- _EXERCISE DIRECTIONS_
Write every line out verbatim and omit the pictures.

Data items:
──────────
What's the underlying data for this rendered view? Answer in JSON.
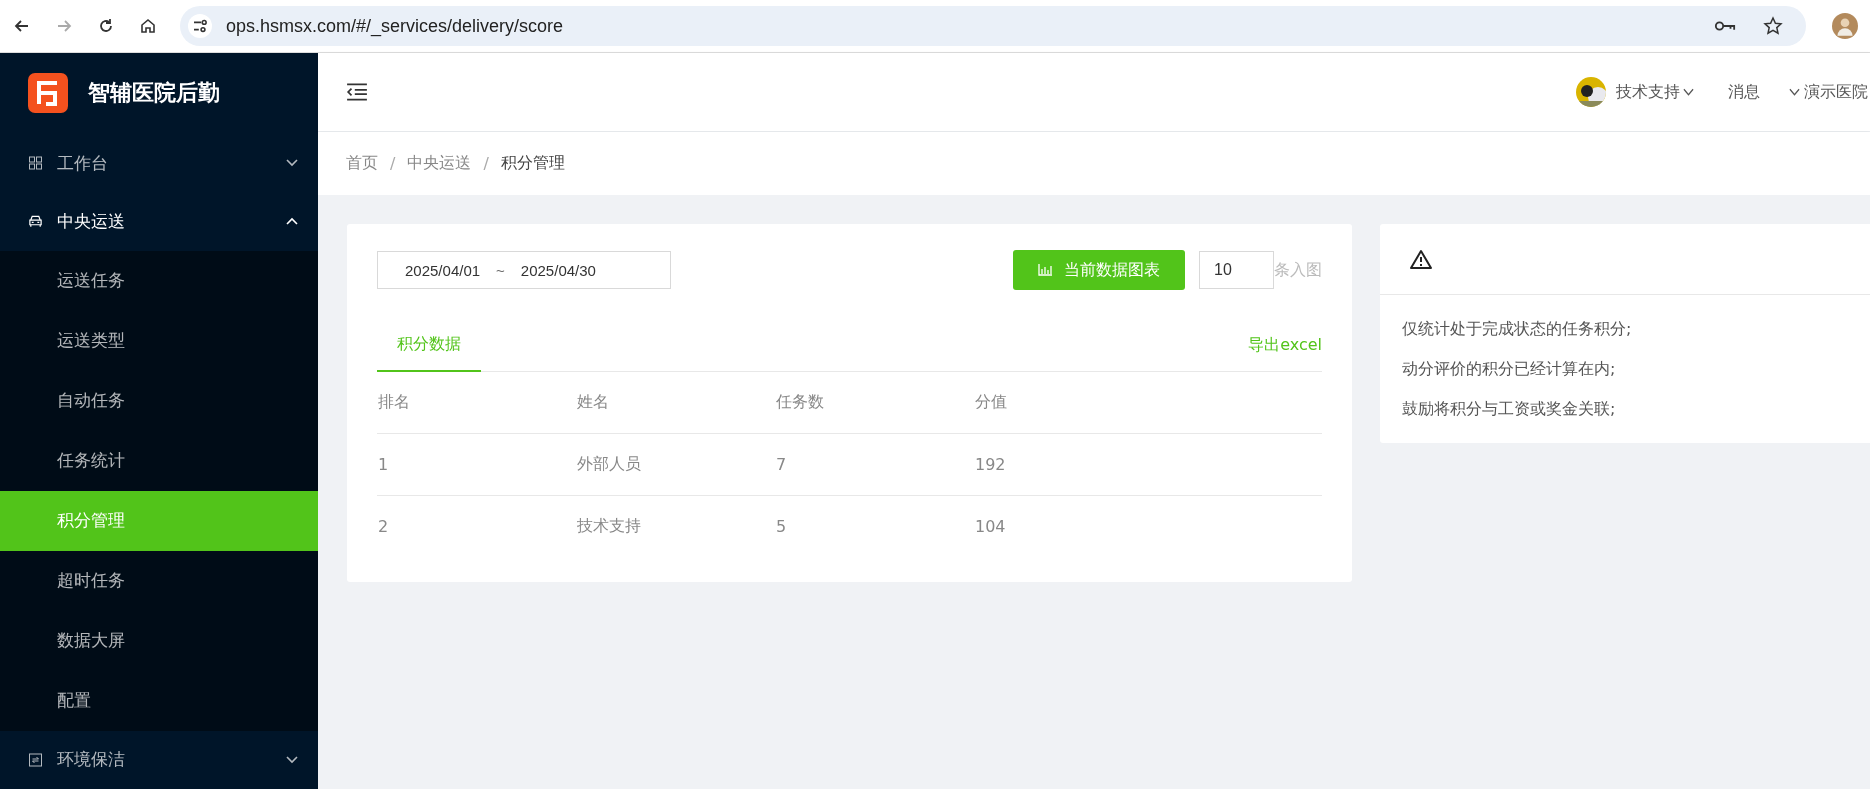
{
  "browser": {
    "url": "ops.hsmsx.com/#/_services/delivery/score"
  },
  "app": {
    "title": "智辅医院后勤"
  },
  "sidebar": {
    "items": [
      {
        "label": "工作台",
        "expanded": false
      },
      {
        "label": "中央运送",
        "expanded": true,
        "children": [
          {
            "label": "运送任务",
            "selected": false
          },
          {
            "label": "运送类型",
            "selected": false
          },
          {
            "label": "自动任务",
            "selected": false
          },
          {
            "label": "任务统计",
            "selected": false
          },
          {
            "label": "积分管理",
            "selected": true
          },
          {
            "label": "超时任务",
            "selected": false
          },
          {
            "label": "数据大屏",
            "selected": false
          },
          {
            "label": "配置",
            "selected": false
          }
        ]
      },
      {
        "label": "环境保洁",
        "expanded": false
      }
    ]
  },
  "header": {
    "user": "技术支持",
    "messages": "消息",
    "hospital": "演示医院"
  },
  "breadcrumb": [
    {
      "label": "首页"
    },
    {
      "separator": "/",
      "label": "中央运送"
    },
    {
      "separator": "/",
      "label": "积分管理"
    }
  ],
  "filter": {
    "date_start": "2025/04/01",
    "date_separator": "~",
    "date_end": "2025/04/30",
    "chart_button": "当前数据图表",
    "count": "10",
    "count_suffix": "条入图"
  },
  "tabs": [
    {
      "label": "积分数据",
      "selected": true
    }
  ],
  "export": "导出excel",
  "table": {
    "columns": [
      "排名",
      "姓名",
      "任务数",
      "分值"
    ],
    "rows": [
      [
        "1",
        "外部人员",
        "7",
        "192"
      ],
      [
        "2",
        "技术支持",
        "5",
        "104"
      ]
    ]
  },
  "notice": {
    "lines": [
      "仅统计处于完成状态的任务积分;",
      "动分评价的积分已经计算在内;",
      "鼓励将积分与工资或奖金关联;"
    ]
  }
}
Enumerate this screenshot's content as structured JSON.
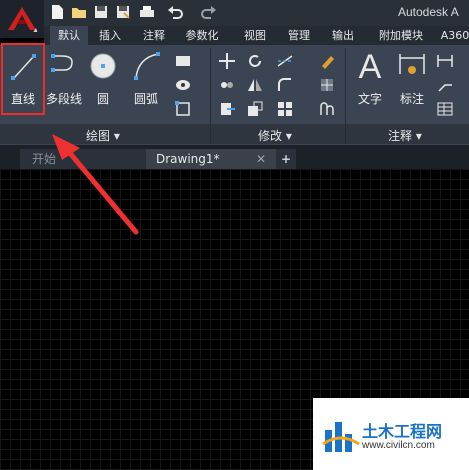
──────────
- _RESPONSE_
What's the underlying data for this rendered view? Answer in JSON.
{
  "browser": {
    "url": "ops.hsmsx.com/#/_services/delivery/score"
  },
  "app": {
    "title": "智辅医院后勤"
  },
  "sidebar": {
    "items": [
      {
        "label": "工作台",
        "expanded": false
      },
      {
        "label": "中央运送",
        "expanded": true,
        "children": [
          {
            "label": "运送任务",
            "selected": false
          },
          {
            "label": "运送类型",
            "selected": false
          },
          {
            "label": "自动任务",
            "selected": false
          },
          {
            "label": "任务统计",
            "selected": false
          },
          {
            "label": "积分管理",
            "selected": true
          },
          {
            "label": "超时任务",
            "selected": false
          },
          {
            "label": "数据大屏",
            "selected": false
          },
          {
            "label": "配置",
            "selected": false
          }
        ]
      },
      {
        "label": "环境保洁",
        "expanded": false
      }
    ]
  },
  "header": {
    "user": "技术支持",
    "messages": "消息",
    "hospital": "演示医院"
  },
  "breadcrumb": [
    {
      "label": "首页"
    },
    {
      "separator": "/",
      "label": "中央运送"
    },
    {
      "separator": "/",
      "label": "积分管理"
    }
  ],
  "filter": {
    "date_start": "2025/04/01",
    "date_separator": "~",
    "date_end": "2025/04/30",
    "chart_button": "当前数据图表",
    "count": "10",
    "count_suffix": "条入图"
  },
  "tabs": [
    {
      "label": "积分数据",
      "selected": true
    }
  ],
  "export": "导出excel",
  "table": {
    "columns": [
      "排名",
      "姓名",
      "任务数",
      "分值"
    ],
    "rows": [
      [
        "1",
        "外部人员",
        "7",
        "192"
      ],
      [
        "2",
        "技术支持",
        "5",
        "104"
      ]
    ]
  },
  "notice": {
    "lines": [
      "仅统计处于完成状态的任务积分;",
      "动分评价的积分已经计算在内;",
      "鼓励将积分与工资或奖金关联;"
    ]
  }
}
Enumerate this screenshot's content as structured JSON.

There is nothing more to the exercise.